*Stored data*:

○ ○ ○ ○

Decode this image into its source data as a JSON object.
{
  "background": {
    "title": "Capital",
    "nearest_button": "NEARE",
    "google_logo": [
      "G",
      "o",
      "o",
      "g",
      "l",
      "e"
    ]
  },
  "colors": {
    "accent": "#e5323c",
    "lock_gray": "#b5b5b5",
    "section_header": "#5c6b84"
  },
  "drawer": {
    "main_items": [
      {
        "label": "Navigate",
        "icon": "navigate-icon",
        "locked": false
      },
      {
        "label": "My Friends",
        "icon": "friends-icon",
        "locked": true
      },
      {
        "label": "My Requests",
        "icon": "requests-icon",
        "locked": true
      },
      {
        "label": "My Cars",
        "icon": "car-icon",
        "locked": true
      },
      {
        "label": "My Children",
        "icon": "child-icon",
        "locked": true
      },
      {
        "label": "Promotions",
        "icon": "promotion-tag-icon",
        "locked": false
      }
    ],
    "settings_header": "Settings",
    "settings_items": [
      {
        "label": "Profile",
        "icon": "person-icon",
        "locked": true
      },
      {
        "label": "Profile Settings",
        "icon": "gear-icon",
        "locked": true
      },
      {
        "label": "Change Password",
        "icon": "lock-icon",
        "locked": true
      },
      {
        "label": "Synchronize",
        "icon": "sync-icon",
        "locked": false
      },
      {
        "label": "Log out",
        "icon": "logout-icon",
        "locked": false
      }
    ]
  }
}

○ ○ ○ ○

*What the task requires*: Give the number of lines in the records above that contain the word "Profile". Reply with that number alone.

*Finished answer*: 2